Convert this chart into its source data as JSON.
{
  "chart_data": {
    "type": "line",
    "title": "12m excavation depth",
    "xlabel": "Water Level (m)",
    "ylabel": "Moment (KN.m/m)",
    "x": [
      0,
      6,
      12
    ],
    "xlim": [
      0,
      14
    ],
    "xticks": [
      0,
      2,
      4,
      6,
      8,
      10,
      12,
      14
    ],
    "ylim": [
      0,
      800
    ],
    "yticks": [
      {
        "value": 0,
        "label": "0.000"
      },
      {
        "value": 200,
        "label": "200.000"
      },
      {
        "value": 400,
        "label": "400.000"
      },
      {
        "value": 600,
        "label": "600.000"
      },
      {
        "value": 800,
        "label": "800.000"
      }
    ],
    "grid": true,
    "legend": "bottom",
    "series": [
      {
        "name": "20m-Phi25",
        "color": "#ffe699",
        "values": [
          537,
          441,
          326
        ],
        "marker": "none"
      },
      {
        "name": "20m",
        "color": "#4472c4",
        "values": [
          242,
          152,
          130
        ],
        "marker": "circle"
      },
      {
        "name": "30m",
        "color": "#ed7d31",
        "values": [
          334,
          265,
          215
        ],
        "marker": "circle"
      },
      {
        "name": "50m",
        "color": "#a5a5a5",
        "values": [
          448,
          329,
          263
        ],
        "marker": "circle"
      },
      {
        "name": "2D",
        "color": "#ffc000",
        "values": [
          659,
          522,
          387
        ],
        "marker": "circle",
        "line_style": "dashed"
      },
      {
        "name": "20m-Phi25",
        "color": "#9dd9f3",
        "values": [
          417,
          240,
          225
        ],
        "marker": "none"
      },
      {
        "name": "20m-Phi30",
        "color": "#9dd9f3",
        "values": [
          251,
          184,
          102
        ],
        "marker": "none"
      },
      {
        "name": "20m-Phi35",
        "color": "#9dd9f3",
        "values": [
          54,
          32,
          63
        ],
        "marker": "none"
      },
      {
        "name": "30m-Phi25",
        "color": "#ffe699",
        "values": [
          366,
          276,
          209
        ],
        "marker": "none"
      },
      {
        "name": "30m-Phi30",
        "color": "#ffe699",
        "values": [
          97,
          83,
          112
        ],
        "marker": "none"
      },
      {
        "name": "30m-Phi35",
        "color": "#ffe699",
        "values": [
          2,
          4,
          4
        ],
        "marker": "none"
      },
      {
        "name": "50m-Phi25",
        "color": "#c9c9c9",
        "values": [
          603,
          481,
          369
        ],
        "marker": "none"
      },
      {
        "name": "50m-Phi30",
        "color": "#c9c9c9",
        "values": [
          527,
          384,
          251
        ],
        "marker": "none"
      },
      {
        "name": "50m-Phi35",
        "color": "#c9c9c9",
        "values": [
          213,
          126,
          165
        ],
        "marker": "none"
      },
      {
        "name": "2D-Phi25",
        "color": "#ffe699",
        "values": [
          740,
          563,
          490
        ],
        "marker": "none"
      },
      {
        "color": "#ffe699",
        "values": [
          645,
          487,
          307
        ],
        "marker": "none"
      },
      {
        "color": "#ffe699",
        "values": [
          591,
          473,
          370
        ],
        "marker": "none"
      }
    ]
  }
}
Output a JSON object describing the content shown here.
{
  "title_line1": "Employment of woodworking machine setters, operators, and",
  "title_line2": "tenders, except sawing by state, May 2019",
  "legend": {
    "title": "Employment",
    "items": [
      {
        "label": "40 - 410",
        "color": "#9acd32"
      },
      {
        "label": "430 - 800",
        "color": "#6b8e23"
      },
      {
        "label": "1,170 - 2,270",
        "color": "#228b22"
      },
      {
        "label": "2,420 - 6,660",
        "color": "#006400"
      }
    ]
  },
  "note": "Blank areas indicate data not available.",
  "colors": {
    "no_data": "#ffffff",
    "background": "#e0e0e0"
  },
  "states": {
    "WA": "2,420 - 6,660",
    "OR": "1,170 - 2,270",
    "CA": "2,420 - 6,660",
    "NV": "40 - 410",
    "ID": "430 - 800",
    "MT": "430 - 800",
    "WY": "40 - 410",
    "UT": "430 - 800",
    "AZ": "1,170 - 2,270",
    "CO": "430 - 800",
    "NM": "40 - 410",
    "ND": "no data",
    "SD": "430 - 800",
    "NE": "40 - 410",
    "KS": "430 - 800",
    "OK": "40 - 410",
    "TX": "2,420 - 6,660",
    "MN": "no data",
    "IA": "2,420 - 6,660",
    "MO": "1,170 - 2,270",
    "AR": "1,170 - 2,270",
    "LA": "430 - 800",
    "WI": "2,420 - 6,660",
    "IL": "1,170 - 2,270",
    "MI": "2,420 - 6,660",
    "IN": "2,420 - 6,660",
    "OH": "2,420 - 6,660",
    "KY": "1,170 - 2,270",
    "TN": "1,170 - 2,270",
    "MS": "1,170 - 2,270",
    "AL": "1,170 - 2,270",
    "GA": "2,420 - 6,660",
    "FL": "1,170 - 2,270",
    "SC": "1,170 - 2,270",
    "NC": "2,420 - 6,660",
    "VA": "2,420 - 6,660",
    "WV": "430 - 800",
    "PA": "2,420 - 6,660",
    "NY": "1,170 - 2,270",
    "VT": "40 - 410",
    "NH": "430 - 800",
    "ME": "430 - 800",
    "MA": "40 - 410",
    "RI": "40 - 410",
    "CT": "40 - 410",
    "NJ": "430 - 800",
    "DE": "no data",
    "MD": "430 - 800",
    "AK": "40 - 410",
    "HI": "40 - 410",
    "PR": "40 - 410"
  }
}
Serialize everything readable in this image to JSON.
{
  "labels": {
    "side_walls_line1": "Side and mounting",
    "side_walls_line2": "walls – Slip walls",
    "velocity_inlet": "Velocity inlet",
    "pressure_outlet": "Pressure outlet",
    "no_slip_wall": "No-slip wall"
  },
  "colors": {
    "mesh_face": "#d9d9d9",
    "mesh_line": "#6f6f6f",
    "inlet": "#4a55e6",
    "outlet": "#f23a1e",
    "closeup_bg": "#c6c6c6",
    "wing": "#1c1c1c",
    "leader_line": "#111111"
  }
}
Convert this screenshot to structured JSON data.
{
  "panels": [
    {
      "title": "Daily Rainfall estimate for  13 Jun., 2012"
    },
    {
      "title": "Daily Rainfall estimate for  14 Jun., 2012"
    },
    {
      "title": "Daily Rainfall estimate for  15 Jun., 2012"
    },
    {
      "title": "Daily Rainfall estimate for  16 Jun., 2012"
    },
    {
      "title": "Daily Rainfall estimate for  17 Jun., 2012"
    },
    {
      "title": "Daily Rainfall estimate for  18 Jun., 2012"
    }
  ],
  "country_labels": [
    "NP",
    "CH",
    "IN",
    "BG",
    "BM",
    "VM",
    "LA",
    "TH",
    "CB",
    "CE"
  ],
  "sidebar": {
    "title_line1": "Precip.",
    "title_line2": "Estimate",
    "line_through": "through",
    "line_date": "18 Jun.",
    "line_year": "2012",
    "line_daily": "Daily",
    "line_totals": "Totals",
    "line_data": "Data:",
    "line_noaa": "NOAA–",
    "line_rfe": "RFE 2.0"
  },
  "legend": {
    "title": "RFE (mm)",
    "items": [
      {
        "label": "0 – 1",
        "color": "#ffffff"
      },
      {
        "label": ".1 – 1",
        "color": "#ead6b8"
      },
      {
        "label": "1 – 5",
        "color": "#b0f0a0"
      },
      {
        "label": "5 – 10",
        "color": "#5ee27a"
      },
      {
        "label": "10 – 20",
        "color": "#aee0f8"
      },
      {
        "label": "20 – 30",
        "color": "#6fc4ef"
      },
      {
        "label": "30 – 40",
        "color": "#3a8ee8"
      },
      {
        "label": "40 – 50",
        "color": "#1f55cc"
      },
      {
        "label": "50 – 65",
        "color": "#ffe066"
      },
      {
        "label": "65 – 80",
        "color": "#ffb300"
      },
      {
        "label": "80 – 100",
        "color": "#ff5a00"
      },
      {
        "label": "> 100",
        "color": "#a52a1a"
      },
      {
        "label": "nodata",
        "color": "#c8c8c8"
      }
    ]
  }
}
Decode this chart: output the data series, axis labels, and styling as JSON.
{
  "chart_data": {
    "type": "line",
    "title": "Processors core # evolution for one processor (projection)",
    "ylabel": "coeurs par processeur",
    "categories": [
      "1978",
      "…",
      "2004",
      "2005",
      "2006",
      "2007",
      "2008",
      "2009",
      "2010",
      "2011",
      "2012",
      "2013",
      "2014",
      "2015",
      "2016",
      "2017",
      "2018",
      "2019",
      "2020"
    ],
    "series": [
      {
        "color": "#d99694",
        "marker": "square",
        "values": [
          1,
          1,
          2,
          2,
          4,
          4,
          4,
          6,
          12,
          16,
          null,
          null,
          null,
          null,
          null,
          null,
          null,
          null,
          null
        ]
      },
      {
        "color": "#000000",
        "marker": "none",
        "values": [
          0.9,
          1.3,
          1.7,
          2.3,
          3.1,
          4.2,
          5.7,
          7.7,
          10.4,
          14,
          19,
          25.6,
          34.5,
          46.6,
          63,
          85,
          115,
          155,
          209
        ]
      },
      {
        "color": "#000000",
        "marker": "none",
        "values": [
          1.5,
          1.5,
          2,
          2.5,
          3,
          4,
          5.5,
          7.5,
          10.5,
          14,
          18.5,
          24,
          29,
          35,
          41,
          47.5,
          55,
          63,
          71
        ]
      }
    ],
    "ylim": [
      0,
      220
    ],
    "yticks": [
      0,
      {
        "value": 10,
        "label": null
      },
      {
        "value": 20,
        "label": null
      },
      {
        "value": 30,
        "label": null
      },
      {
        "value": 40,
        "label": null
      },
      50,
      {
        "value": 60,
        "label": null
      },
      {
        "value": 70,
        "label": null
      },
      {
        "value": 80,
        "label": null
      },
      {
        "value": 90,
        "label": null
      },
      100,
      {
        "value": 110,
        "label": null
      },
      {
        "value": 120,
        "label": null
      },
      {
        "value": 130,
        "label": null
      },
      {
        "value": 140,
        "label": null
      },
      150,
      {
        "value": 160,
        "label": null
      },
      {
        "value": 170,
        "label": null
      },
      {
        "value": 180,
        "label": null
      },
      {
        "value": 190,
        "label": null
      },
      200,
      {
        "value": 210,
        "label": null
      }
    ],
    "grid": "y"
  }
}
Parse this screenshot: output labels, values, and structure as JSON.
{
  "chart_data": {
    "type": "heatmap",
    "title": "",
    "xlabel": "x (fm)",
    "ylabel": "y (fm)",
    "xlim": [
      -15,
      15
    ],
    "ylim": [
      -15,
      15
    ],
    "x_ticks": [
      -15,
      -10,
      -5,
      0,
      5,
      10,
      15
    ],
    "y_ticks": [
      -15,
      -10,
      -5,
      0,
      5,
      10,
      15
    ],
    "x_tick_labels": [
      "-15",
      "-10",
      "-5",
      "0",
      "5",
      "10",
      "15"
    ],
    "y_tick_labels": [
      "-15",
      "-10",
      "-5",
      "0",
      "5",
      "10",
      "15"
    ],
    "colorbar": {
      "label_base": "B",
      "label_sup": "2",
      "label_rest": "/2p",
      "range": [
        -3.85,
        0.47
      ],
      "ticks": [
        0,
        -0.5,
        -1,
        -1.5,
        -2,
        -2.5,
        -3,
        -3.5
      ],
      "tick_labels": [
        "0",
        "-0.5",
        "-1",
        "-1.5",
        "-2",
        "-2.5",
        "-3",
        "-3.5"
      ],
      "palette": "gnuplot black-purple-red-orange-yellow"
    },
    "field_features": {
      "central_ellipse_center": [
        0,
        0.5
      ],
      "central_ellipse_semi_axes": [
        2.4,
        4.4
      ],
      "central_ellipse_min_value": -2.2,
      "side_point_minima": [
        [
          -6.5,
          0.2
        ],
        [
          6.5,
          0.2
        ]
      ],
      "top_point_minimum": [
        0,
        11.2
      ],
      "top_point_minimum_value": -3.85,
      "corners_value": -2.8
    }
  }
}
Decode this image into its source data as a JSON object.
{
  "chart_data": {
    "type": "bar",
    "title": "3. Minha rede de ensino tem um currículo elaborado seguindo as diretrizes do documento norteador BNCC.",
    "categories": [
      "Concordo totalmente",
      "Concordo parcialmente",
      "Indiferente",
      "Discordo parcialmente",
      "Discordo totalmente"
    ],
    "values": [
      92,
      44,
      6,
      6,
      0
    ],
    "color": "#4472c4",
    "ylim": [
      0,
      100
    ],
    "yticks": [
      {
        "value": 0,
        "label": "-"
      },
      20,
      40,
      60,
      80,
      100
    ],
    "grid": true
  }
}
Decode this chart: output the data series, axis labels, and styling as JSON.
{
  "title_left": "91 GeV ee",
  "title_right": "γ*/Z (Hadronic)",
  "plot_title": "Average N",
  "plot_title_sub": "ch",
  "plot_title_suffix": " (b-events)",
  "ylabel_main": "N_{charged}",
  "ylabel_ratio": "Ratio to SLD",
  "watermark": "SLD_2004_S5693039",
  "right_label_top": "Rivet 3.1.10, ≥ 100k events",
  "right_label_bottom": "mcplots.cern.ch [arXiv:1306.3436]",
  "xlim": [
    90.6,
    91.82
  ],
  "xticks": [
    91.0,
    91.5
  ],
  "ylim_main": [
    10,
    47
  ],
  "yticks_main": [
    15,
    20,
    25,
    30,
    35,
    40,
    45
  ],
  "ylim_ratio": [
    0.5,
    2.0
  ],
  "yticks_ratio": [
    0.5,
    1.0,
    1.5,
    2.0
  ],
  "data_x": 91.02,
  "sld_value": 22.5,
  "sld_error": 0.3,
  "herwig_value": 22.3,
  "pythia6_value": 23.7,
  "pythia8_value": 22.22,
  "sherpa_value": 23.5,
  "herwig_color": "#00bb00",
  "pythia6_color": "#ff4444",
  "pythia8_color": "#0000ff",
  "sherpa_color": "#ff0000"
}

- - - -

# [Objective]
Take every line from the data above that holds "source" and copy it out.

# [Result of this exercise]
Convert this chart into its source data as JSON.
Decode this image into its source data as a JSON object.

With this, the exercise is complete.